Rows showing where elements appear:
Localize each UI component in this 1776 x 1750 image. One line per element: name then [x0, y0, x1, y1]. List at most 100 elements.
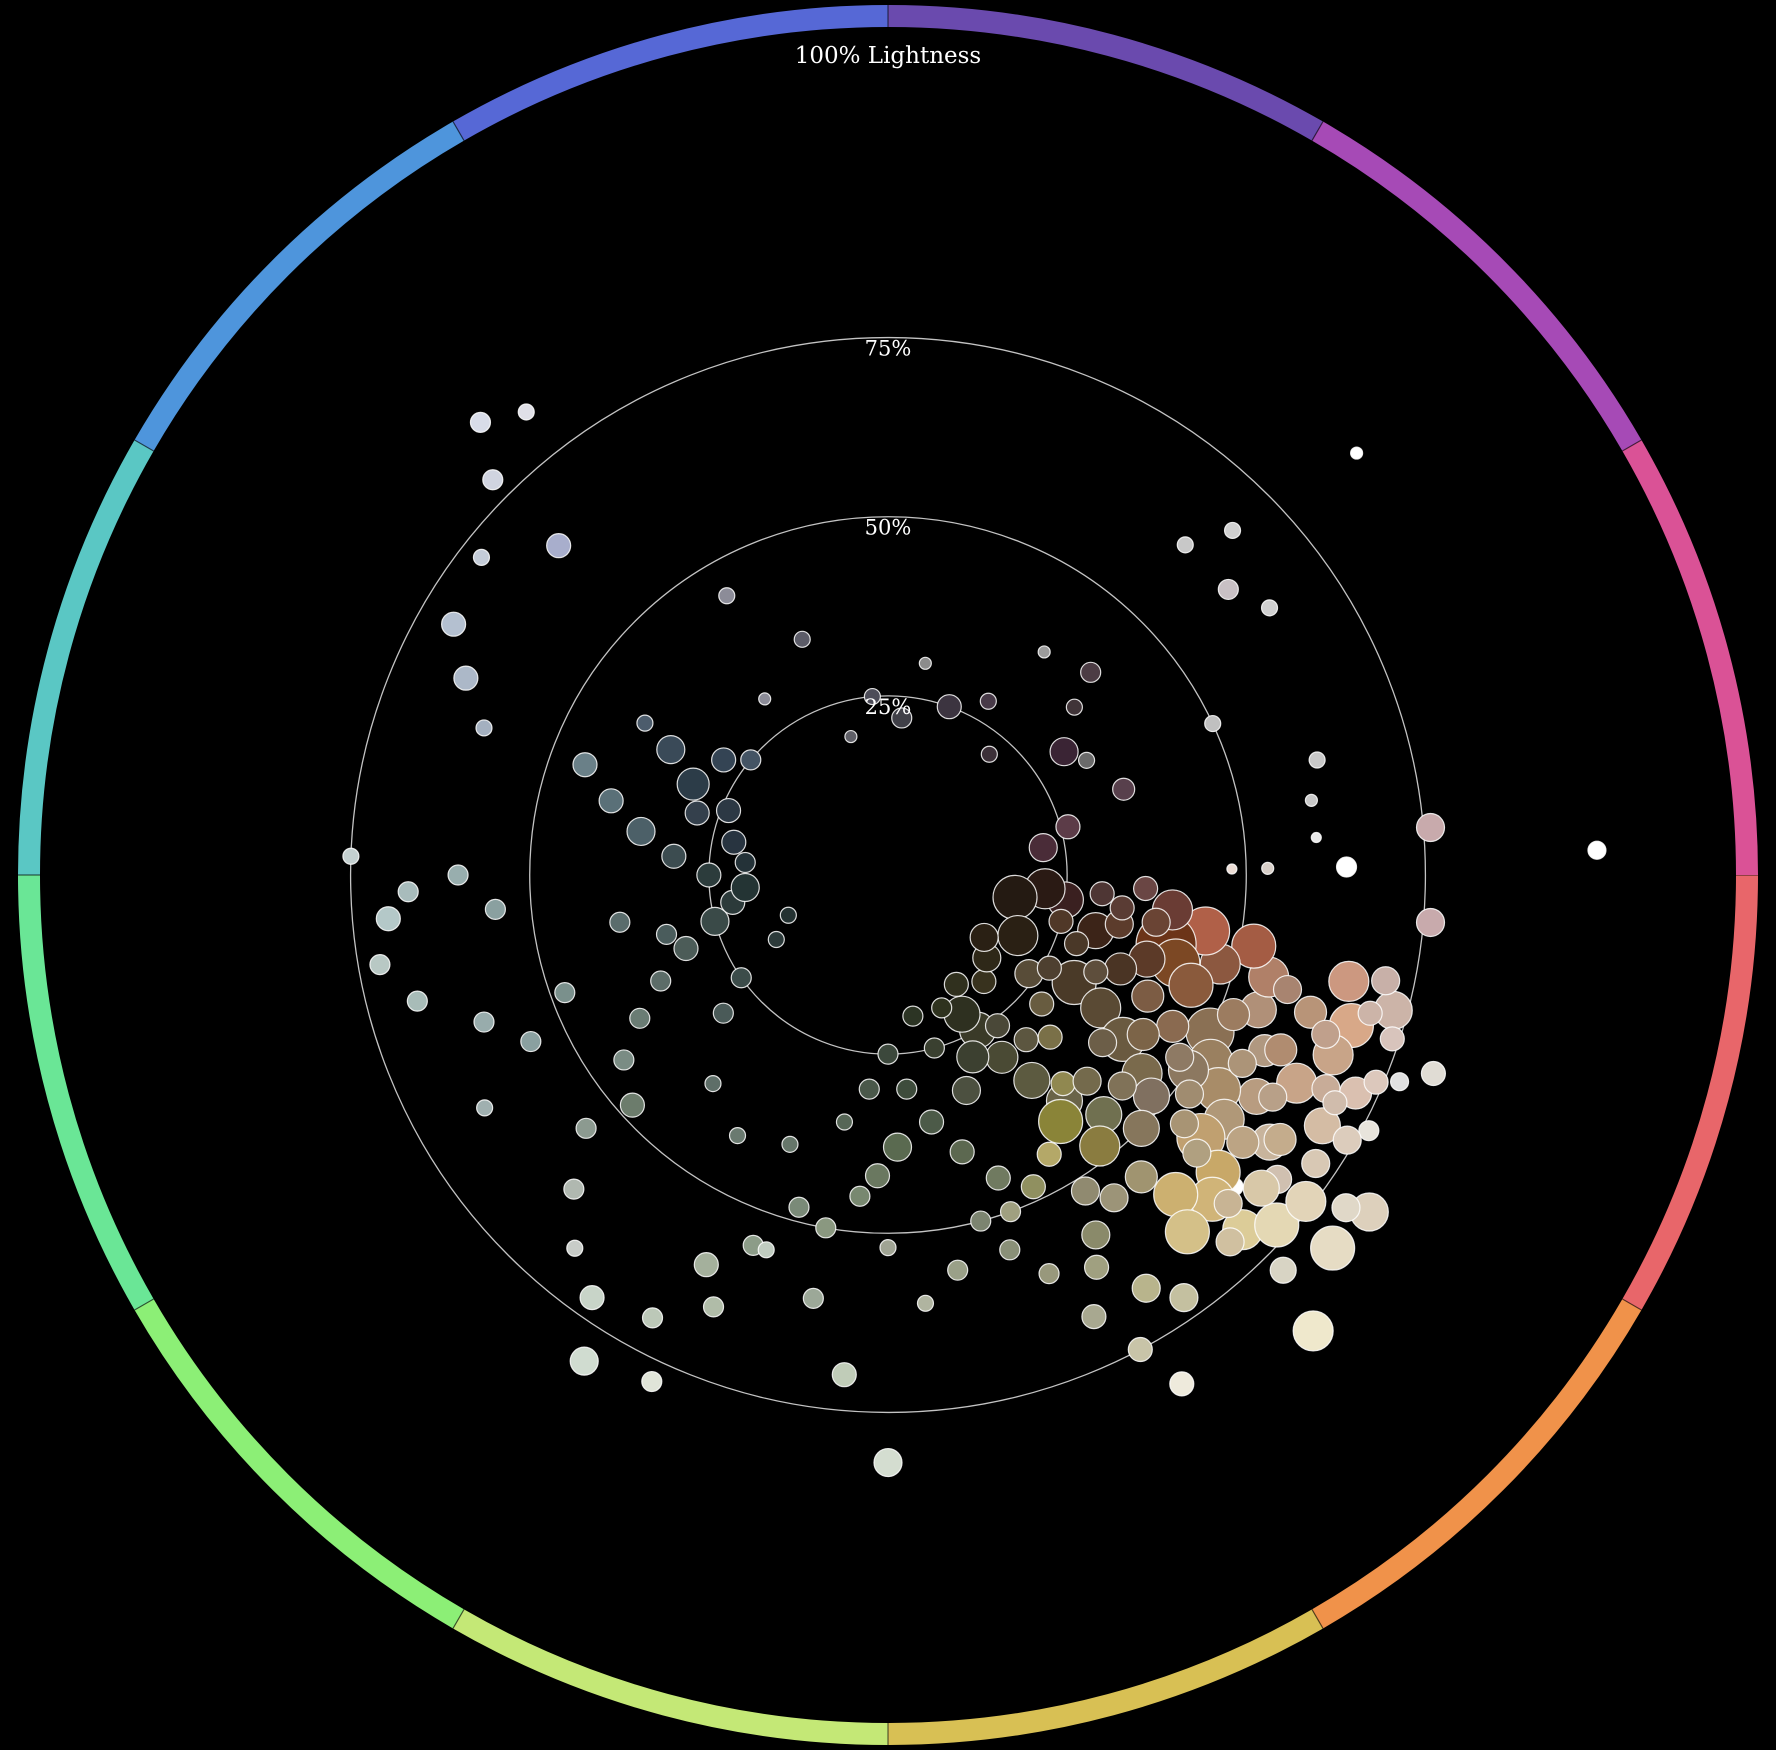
data-point — [476, 1099, 494, 1117]
data-point — [1109, 895, 1135, 921]
data-point — [721, 829, 747, 855]
data-point — [985, 1165, 1011, 1191]
data-point — [815, 1217, 837, 1239]
data-point — [517, 403, 535, 421]
data-point — [1029, 991, 1055, 1017]
data-point — [985, 1040, 1019, 1074]
data-point — [1292, 1310, 1334, 1352]
data-point — [1070, 1176, 1101, 1206]
data-point — [1272, 974, 1303, 1005]
data-point — [696, 862, 722, 888]
data-point — [1080, 661, 1102, 683]
radial-tick-label: 25% — [865, 695, 912, 719]
data-point — [949, 1139, 975, 1165]
data-point — [1261, 861, 1275, 875]
hue-ring-segment — [18, 440, 154, 876]
hue-ring-segment — [1622, 440, 1758, 876]
data-point — [712, 1002, 734, 1024]
gridline-ring — [529, 516, 1247, 1234]
data-point — [1217, 578, 1239, 601]
data-point — [740, 749, 762, 771]
data-point — [1332, 1125, 1362, 1155]
data-point — [1072, 1066, 1102, 1096]
hue-ring-segment — [134, 121, 465, 452]
data-point — [629, 1007, 651, 1029]
hue-ring-segment — [887, 1609, 1323, 1745]
data-point — [1304, 793, 1319, 807]
data-point — [575, 1117, 597, 1139]
data-point — [1065, 698, 1083, 716]
data-point — [902, 1005, 924, 1027]
data-point — [1089, 881, 1115, 907]
data-point — [781, 1135, 799, 1153]
data-point — [1215, 1227, 1245, 1257]
data-point — [1379, 1026, 1405, 1052]
data-point — [1127, 1336, 1153, 1363]
data-point — [1415, 812, 1446, 843]
hue-ring-segment — [1622, 874, 1758, 1310]
data-point — [849, 1185, 871, 1207]
data-point — [1080, 987, 1122, 1029]
data-point — [896, 1078, 918, 1100]
data-point — [1308, 751, 1326, 769]
data-point — [864, 1163, 891, 1189]
hue-ring — [18, 5, 1758, 1745]
data-point — [1335, 856, 1358, 878]
data-point — [718, 587, 736, 605]
data-point — [1126, 1017, 1160, 1052]
data-point — [684, 800, 710, 826]
data-point — [520, 1030, 542, 1053]
data-point — [1231, 923, 1277, 969]
data-point — [641, 1307, 664, 1329]
hue-ring-separator — [1622, 439, 1642, 452]
data-point — [999, 1201, 1022, 1223]
data-point — [1169, 1371, 1195, 1397]
data-point — [992, 874, 1038, 920]
data-point — [342, 847, 360, 865]
data-point — [1083, 1254, 1110, 1280]
data-point — [693, 1252, 719, 1278]
data-point — [1133, 875, 1159, 902]
data-point — [1169, 1109, 1200, 1139]
data-point — [613, 1049, 635, 1071]
data-point — [1038, 1263, 1060, 1285]
radial-tick-label: 50% — [865, 516, 912, 540]
data-point — [956, 1040, 990, 1074]
hue-ring-separator — [1311, 1609, 1324, 1629]
data-point — [369, 953, 391, 976]
data-point — [923, 1037, 945, 1059]
data-point — [1020, 1174, 1046, 1200]
data-point — [1301, 1148, 1331, 1179]
data-point — [730, 872, 760, 903]
chart-title: 100% Lightness — [795, 43, 982, 69]
data-point — [704, 1074, 722, 1093]
data-point — [734, 851, 756, 874]
data-point — [1122, 1109, 1160, 1147]
data-point — [1081, 1220, 1111, 1250]
data-point — [1182, 1138, 1212, 1168]
data-point — [980, 745, 998, 763]
data-point — [1131, 979, 1165, 1013]
data-point — [1213, 1188, 1243, 1219]
data-point — [979, 692, 997, 710]
data-point — [1269, 1256, 1297, 1284]
data-point — [1050, 1070, 1076, 1097]
data-point — [1363, 1069, 1389, 1095]
data-point — [1036, 955, 1062, 981]
data-point — [1357, 1000, 1383, 1026]
data-point — [969, 922, 999, 953]
data-point — [1083, 959, 1109, 985]
data-point — [1350, 446, 1364, 460]
hue-ring-separator — [134, 439, 154, 452]
data-point — [469, 411, 492, 433]
data-point — [1131, 1273, 1161, 1303]
data-point — [579, 1285, 605, 1311]
data-point — [984, 1013, 1011, 1039]
hue-ring-segment — [453, 5, 889, 141]
data-point — [877, 1043, 899, 1065]
data-point — [554, 982, 576, 1004]
data-point — [1168, 962, 1214, 1008]
data-point — [1013, 1027, 1039, 1053]
gridline-ring — [349, 336, 1427, 1414]
hue-ring-segment — [887, 5, 1323, 141]
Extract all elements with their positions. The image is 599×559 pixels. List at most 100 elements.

What to work on: Rewrite every row above, putting "color-band-segment" wherever "hue-ring-segment" occurs and keeping everything else the same. Leave the pictures out.

Task result:
Localize each UI component in this 1776 x 1750 image. One line per element: name then [x0, y0, x1, y1]. List at most 100 elements.
data-point — [476, 1099, 494, 1117]
data-point — [1109, 895, 1135, 921]
data-point — [721, 829, 747, 855]
data-point — [985, 1165, 1011, 1191]
data-point — [815, 1217, 837, 1239]
data-point — [517, 403, 535, 421]
data-point — [1029, 991, 1055, 1017]
data-point — [985, 1040, 1019, 1074]
data-point — [1292, 1310, 1334, 1352]
data-point — [1070, 1176, 1101, 1206]
data-point — [1272, 974, 1303, 1005]
data-point — [696, 862, 722, 888]
data-point — [1080, 661, 1102, 683]
radial-tick-label: 25% — [865, 695, 912, 719]
data-point — [949, 1139, 975, 1165]
data-point — [1261, 861, 1275, 875]
color-band-segment — [18, 440, 154, 876]
color-band-segment — [1622, 440, 1758, 876]
data-point — [712, 1002, 734, 1024]
gridline-ring — [529, 516, 1247, 1234]
data-point — [1217, 578, 1239, 601]
data-point — [740, 749, 762, 771]
data-point — [1332, 1125, 1362, 1155]
data-point — [1072, 1066, 1102, 1096]
color-band-segment — [134, 121, 465, 452]
data-point — [629, 1007, 651, 1029]
color-band-segment — [887, 1609, 1323, 1745]
data-point — [1304, 793, 1319, 807]
data-point — [575, 1117, 597, 1139]
data-point — [1065, 698, 1083, 716]
data-point — [902, 1005, 924, 1027]
data-point — [1089, 881, 1115, 907]
data-point — [781, 1135, 799, 1153]
data-point — [1215, 1227, 1245, 1257]
data-point — [1379, 1026, 1405, 1052]
data-point — [1127, 1336, 1153, 1363]
data-point — [1415, 812, 1446, 843]
color-band-segment — [1622, 874, 1758, 1310]
data-point — [849, 1185, 871, 1207]
data-point — [1080, 987, 1122, 1029]
data-point — [896, 1078, 918, 1100]
data-point — [1308, 751, 1326, 769]
data-point — [864, 1163, 891, 1189]
hue-ring — [18, 5, 1758, 1745]
data-point — [1335, 856, 1358, 878]
data-point — [718, 587, 736, 605]
data-point — [1126, 1017, 1160, 1052]
data-point — [684, 800, 710, 826]
data-point — [520, 1030, 542, 1053]
data-point — [1231, 923, 1277, 969]
data-point — [641, 1307, 664, 1329]
hue-ring-separator — [1622, 439, 1642, 452]
data-point — [999, 1201, 1022, 1223]
data-point — [1169, 1371, 1195, 1397]
data-point — [992, 874, 1038, 920]
data-point — [342, 847, 360, 865]
data-point — [1083, 1254, 1110, 1280]
data-point — [693, 1252, 719, 1278]
data-point — [1133, 875, 1159, 902]
data-point — [1169, 1109, 1200, 1139]
data-point — [613, 1049, 635, 1071]
data-point — [1038, 1263, 1060, 1285]
radial-tick-label: 50% — [865, 516, 912, 540]
data-point — [956, 1040, 990, 1074]
hue-ring-separator — [1311, 1609, 1324, 1629]
data-point — [369, 953, 391, 976]
data-point — [923, 1037, 945, 1059]
data-point — [1020, 1174, 1046, 1200]
data-point — [1301, 1148, 1331, 1179]
data-point — [730, 872, 760, 903]
chart-title: 100% Lightness — [795, 43, 982, 69]
data-point — [704, 1074, 722, 1093]
data-point — [734, 851, 756, 874]
data-point — [1122, 1109, 1160, 1147]
data-point — [1081, 1220, 1111, 1250]
data-point — [1182, 1138, 1212, 1168]
data-point — [980, 745, 998, 763]
data-point — [1131, 979, 1165, 1013]
data-point — [1213, 1188, 1243, 1219]
data-point — [979, 692, 997, 710]
data-point — [1269, 1256, 1297, 1284]
data-point — [1050, 1070, 1076, 1097]
data-point — [1363, 1069, 1389, 1095]
data-point — [1036, 955, 1062, 981]
data-point — [1357, 1000, 1383, 1026]
data-point — [969, 922, 999, 953]
data-point — [1083, 959, 1109, 985]
data-point — [1350, 446, 1364, 460]
hue-ring-separator — [134, 439, 154, 452]
data-point — [469, 411, 492, 433]
data-point — [1131, 1273, 1161, 1303]
data-point — [579, 1285, 605, 1311]
data-point — [984, 1013, 1011, 1039]
color-band-segment — [453, 5, 889, 141]
data-point — [877, 1043, 899, 1065]
data-point — [554, 982, 576, 1004]
data-point — [1168, 962, 1214, 1008]
data-point — [1013, 1027, 1039, 1053]
gridline-ring — [349, 336, 1427, 1414]
color-band-segment — [887, 5, 1323, 141]
Extract all elements with their positions. The image is 599×559 pixels. List at most 100 elements.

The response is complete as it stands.